_EXERCISE GOAL_. Your answer should reproduce every line of the material in which the word "seiner" occurs.
—————
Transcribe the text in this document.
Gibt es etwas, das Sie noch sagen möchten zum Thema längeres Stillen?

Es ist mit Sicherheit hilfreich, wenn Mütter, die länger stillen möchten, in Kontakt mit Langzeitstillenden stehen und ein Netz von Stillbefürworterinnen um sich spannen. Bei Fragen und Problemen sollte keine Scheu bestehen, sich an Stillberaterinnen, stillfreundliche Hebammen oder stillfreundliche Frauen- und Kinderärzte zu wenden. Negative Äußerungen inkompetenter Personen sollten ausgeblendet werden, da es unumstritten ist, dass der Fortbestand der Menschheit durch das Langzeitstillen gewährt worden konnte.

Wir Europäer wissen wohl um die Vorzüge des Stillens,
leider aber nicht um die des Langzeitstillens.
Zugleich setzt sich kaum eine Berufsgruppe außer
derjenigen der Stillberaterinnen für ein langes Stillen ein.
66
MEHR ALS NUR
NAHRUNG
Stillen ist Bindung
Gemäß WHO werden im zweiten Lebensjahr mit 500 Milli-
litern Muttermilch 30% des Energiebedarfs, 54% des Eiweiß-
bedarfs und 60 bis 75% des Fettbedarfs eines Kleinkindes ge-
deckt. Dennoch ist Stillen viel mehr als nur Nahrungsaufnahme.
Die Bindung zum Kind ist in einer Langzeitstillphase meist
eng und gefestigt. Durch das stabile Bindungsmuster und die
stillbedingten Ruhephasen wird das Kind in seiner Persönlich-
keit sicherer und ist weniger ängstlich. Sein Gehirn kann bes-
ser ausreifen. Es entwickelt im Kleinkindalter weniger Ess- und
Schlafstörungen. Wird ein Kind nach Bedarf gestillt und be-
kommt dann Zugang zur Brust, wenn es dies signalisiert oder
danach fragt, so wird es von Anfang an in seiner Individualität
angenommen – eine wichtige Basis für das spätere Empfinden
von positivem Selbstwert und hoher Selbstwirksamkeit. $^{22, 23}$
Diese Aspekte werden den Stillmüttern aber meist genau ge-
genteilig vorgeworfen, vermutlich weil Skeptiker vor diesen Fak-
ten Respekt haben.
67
—————
_TASK ANSWER_.
stillbedingten Ruhephasen wird das Kind in seiner Persönlich-
danach fragt, so wird es von Anfang an in seiner Individualität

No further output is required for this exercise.